### Teks
===============
NGAGELMU.ID – Yang pertama Muhammadiyah sebagai gerakan dakwah, secara kelembagaan sudahlah seperti yang sekarang ini. Sudah bagus. Secara kelembagaan Muhammadiyah mengukuhkan diri sebagai oraganisasi dakwah, addakwah ilal khair di bidang pendidikan pelayanan kesehatan sosial, ekonomi, penanggulangan bencana dan sebagainya. Muhammadiyah mengalami kemajuan luar biasa.

Demikian ungkapan Prof Dr Din Syamsuddin MA saat menyampaikan materi dalam Baitul Arqam Guru dan Tenaga Kependidikan (GTK) Sekolah Muhammadiyah naungan Pimpinan Cabang Muhammadiyah (PCM) Ngagel Kota Surabaya, Jumat (15/4/2022).
===============
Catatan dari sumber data
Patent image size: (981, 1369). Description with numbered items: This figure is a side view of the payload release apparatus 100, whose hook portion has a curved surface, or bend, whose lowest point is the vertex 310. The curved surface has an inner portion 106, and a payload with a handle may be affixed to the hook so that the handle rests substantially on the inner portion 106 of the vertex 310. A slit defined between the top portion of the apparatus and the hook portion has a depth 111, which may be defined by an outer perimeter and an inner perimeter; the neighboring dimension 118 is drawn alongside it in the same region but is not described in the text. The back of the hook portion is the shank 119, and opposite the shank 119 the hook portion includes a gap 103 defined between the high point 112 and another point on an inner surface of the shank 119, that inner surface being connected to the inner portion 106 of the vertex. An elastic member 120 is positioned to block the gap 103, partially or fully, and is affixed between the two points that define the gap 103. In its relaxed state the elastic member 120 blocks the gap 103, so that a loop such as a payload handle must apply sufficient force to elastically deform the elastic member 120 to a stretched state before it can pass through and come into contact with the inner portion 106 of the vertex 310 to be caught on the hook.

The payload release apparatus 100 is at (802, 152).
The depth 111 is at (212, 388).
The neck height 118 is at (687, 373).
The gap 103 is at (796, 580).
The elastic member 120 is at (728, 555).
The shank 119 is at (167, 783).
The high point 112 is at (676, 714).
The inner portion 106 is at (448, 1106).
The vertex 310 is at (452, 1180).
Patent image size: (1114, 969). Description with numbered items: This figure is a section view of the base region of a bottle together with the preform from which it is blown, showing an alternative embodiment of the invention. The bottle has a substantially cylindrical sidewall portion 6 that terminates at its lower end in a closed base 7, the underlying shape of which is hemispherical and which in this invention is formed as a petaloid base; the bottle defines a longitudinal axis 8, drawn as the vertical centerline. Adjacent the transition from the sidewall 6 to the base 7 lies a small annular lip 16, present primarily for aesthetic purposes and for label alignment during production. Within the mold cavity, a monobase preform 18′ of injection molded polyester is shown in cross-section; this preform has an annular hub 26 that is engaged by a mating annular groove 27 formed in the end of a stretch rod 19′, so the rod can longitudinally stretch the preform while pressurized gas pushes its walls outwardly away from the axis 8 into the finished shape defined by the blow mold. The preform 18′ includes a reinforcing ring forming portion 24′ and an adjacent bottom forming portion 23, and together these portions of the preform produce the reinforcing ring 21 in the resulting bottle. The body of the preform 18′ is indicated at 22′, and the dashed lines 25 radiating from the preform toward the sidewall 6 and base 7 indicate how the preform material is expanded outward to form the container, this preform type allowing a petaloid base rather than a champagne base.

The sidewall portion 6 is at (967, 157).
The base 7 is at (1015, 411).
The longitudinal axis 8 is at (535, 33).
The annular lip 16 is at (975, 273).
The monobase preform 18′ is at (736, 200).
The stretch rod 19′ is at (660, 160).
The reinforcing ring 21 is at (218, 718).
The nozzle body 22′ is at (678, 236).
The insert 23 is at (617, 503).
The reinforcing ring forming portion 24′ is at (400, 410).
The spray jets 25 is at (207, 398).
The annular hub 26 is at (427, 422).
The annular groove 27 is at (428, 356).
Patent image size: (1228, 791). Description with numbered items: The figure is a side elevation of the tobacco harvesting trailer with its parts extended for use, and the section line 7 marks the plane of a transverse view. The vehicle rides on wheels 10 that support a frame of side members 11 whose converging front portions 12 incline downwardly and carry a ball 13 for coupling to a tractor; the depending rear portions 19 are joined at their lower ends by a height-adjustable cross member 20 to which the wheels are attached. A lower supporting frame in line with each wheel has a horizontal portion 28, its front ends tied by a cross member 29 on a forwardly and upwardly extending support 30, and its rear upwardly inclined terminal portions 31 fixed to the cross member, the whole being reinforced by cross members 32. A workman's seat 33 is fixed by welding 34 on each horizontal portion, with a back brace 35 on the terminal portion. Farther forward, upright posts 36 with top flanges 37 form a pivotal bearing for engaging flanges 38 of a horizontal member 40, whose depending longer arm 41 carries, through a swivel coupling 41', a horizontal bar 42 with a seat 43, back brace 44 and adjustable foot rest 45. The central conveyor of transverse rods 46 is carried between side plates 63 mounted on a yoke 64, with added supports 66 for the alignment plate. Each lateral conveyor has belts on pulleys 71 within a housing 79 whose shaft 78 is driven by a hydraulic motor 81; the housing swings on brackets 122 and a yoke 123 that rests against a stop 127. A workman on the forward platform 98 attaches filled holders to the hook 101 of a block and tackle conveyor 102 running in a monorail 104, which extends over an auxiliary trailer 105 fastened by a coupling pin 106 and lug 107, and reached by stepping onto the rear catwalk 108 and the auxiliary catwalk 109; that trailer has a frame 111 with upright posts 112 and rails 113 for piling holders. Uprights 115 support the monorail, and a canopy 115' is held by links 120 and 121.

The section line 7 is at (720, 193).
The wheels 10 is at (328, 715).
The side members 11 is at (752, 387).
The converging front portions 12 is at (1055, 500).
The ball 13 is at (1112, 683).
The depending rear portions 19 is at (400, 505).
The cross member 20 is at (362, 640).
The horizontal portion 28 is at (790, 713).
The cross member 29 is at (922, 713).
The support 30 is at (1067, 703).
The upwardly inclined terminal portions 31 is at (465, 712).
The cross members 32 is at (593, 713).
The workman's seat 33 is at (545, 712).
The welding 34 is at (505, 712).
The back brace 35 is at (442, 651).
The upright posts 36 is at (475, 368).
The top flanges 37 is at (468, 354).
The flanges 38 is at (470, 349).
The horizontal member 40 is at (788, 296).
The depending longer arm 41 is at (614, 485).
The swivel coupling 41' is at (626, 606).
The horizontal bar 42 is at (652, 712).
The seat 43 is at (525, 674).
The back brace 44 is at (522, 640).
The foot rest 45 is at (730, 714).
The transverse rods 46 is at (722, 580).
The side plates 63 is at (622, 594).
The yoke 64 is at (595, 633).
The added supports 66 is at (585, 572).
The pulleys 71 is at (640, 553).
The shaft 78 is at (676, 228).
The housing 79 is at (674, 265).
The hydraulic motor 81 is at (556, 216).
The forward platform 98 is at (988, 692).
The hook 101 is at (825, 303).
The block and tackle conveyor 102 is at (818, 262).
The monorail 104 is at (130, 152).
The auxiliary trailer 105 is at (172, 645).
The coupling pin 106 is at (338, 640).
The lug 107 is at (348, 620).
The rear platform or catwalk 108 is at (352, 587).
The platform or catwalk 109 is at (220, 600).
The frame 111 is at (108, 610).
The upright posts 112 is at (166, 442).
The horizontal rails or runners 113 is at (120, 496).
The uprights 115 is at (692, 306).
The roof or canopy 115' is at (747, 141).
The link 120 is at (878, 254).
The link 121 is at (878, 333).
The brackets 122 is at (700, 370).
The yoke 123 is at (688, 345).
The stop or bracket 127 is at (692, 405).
===============
### Latihan 1
Tuliskan semua gelar yang menyertai nama Din Syamsuddin dalam teks.
### Latihan 2
Menurut teks, pada hari dan tanggal berapa Din Syamsuddin menyampaikan materi?
### Latihan 3
Salin dari teks bagian yang dibuka dengan kata-kata yang memuat "NGAGELMU.ID – Yang" dan ditutup dengan "Surabaya, Jumat (15/4/2022).".

### Jawaban Tertulis 1
Prof, Dr, MA

### Jawaban Tertulis 2
Jumat, 15 April 2022.

### Jawaban Tertulis 3
NGAGELMU.ID – Yang pertama Muhammadiyah sebagai gerakan dakwah, secara kelembagaan sudahlah seperti yang sekarang ini. Sudah bagus. Secara kelembagaan Muhammadiyah mengukuhkan diri sebagai oraganisasi dakwah, addakwah ilal khair di bidang pendidikan pelayanan kesehatan sosial, ekonomi, penanggulangan bencana dan sebagainya. Muhammadiyah mengalami kemajuan luar biasa.

Demikian ungkapan Prof Dr Din Syamsuddin MA saat menyampaikan materi dalam Baitul Arqam Guru dan Tenaga Kependidikan (GTK) Sekolah Muhammadiyah naungan Pimpinan Cabang Muhammadiyah (PCM) Ngagel Kota Surabaya, Jumat (15/4/2022).